Texto fornecido =>
══════

Desta feita, a CNUMAD, realizada em junho de 1992 no Rio de Janeiro,
consiste em um compromisso legal, constituindo o primeiro acordo mundial acerca
da conservação e uso da biodiversidade de forma sustentável, visando coibir a
ilegalidade da biopirataria, a mesma entrou em vigor em 1993, e foi ratificada
por 188 países, no entanto, a mesma apenas foi promulgada em março de 1998, assim
sendo, mesmo decorrida uma década de sua ratificação, não se verifica qualquer
alteração acerca da prática da biopirataria, verifica-se o contrário, pois
percebe-se que, a cada instante mais crescem o número de países que se
apropriam indevidamente, por meio da concessão de patentes, de produtos
ou processos elaborados com matéria prima encontrada no Brasil, por exemplo, o
que denota a necessidade da criação de mecanismos legais como meio de proteger
a devastação da flora e dos animais silvestres.
Deste modo, através do artigo 2° da respectiva Convenção encontra-se o
parâmetro para a criação da legislação interna de cada Estado-parte, cuja mesma
baseia-se em três objetivos, quais sejam, a conservação e a utilização
sustentável da biodiversidade e a repartição equilibrada e justa de seus
benefícios, sua aplicação deve estar pautada em três princípios, os quais
consistem na soberania de seus países sobre seus recursos naturais, repartição
justa e equilibrada de seus benefícios do empreendimento e a participação das
comunidades tradicionais.
Já no art. 3° a referida destaca a necessidade de haver soberania dos
Estados sobre seus recursos biológicos, conferindo que a conservação e a
proteção da biodiversidade é preocupação comum da humanidade, de maneira
internacional de forma cooperativa entre os Estados e as organizações não
governamentais para garantir a conservação e a utilização de forma sustentável
da biodiversidade.
Assim, no ano de 2010, ocorreu a 10ª Conferência das Partes, cuja mesma
foi declarada pelas Nações Unidas, como o ano da Biodiversidade, de maneira a
reconhecer a importância do tema e salientar ao mundo que atue em sua defesa. Tal
encontro culminou com a elaboração do Protocolo ABS, cujo qual, garante a
proteção internacional da biodiversidade de todos os países, que apenas poderão
ser explorados após o pagamento e autorização dos royalites.
Nesta direção Santili (obra citada) destaca que:
(...) quando a atividade envolve
conhecimentos, inovações e práticas de povos indígenas e populações
tradicionais, a CDB estabelece a necessidade de que a sua aplicação se dê
mediante aprovação e a participação de seus detentores e a repartição, com
estes, dos benefícios. Assim, a fiel observância aos princípios da CDB implica
tanto a consulta aos países de origem dos recursos genéticos e conhecimentos
tradicionais associados como expressão de sua soberania em face de outros
países – quanto à consulta aos povos e populações tradicionais detentores dos
recursos genéticos situados em seus territórios e dos conhecimentos
tradicionais a eles associados. (pag. (2004, 71-72).

══════

Registros fornecidos =>
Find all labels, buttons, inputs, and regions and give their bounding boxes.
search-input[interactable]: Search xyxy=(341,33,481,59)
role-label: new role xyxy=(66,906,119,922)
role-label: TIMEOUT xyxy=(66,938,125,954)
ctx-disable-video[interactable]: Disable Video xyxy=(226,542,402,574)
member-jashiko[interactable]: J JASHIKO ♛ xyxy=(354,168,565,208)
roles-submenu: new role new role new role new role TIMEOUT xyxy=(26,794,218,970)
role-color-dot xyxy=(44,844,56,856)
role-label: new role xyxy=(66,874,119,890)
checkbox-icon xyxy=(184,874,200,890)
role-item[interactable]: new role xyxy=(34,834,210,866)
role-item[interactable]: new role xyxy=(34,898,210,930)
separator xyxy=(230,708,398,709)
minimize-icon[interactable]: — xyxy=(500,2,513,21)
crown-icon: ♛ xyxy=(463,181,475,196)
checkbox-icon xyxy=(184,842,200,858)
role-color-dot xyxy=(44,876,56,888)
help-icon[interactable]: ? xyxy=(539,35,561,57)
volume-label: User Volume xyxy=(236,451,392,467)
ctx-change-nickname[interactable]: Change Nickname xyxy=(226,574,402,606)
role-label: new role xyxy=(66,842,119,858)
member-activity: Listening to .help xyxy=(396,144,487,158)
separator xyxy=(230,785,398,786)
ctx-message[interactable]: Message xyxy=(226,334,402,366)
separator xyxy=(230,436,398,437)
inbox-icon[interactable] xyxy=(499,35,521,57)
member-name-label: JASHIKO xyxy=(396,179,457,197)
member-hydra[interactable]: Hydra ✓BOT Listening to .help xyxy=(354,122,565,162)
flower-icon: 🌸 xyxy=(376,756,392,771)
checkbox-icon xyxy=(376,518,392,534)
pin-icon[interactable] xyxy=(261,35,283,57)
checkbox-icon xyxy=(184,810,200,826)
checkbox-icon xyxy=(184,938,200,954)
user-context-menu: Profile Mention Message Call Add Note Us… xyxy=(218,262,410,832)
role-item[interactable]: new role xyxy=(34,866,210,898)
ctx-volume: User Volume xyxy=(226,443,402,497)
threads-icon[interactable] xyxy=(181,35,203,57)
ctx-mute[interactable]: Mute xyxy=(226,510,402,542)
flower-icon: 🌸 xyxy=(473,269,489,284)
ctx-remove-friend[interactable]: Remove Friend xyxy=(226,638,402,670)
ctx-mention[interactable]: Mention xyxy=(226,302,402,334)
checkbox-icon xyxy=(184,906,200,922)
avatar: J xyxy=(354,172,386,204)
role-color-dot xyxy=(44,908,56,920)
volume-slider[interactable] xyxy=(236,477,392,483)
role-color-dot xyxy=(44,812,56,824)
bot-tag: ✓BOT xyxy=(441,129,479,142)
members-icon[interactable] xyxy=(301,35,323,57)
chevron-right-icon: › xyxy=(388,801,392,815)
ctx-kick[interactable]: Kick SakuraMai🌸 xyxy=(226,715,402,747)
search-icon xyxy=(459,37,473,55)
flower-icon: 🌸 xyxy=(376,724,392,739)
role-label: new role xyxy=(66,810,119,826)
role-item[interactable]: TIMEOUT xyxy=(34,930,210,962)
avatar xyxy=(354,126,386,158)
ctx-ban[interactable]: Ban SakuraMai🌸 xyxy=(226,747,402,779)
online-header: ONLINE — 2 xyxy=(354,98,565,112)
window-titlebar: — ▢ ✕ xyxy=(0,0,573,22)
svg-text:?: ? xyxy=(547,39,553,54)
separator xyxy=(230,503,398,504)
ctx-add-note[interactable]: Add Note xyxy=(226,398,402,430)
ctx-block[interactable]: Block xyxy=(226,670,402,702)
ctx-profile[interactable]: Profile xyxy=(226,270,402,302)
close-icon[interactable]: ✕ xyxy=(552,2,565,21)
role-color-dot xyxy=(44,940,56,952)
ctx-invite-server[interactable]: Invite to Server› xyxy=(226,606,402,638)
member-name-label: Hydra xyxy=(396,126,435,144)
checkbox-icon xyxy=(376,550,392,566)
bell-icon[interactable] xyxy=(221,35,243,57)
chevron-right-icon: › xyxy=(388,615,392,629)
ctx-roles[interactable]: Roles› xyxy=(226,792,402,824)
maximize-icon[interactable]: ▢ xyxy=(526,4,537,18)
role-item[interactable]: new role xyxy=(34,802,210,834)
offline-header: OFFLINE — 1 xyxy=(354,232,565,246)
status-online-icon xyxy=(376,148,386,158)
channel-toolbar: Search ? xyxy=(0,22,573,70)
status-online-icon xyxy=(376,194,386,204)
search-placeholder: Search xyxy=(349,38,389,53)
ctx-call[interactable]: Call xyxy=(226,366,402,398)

══════

Instruções das tarefas =>
(a) De acordo com o texto sobre a proteção da biodiversidade, por quantos países a CNUMAD foi ratificada?
(b) Prossiga com o texto sobre a proteção da biodiversidade a partir do ponto em que ele termina.

Respostas =>
(a) Por 188 países.

(b)
Diante disso, entende-se como inaceitável que tais países ultrapassem a
legalidade, apossando-se desregradamente de recursos culturais de um povo,
consistindo em evidente violação aos direitos humanos, cujos quais, Moraes
(2002, pag. 02), define como sendo “(...) uma das previsões absolutamente
necessárias a todas as Constituições, no sentido de consagrar o respeito à
dignidade humana, garantir a limitação de poder e visar ao pleno
desenvolvimento da personalidade humana”, tornando a inércia frente a problemática
inaceitável, conforme transcorrer-se-á por meio do próximo tópico.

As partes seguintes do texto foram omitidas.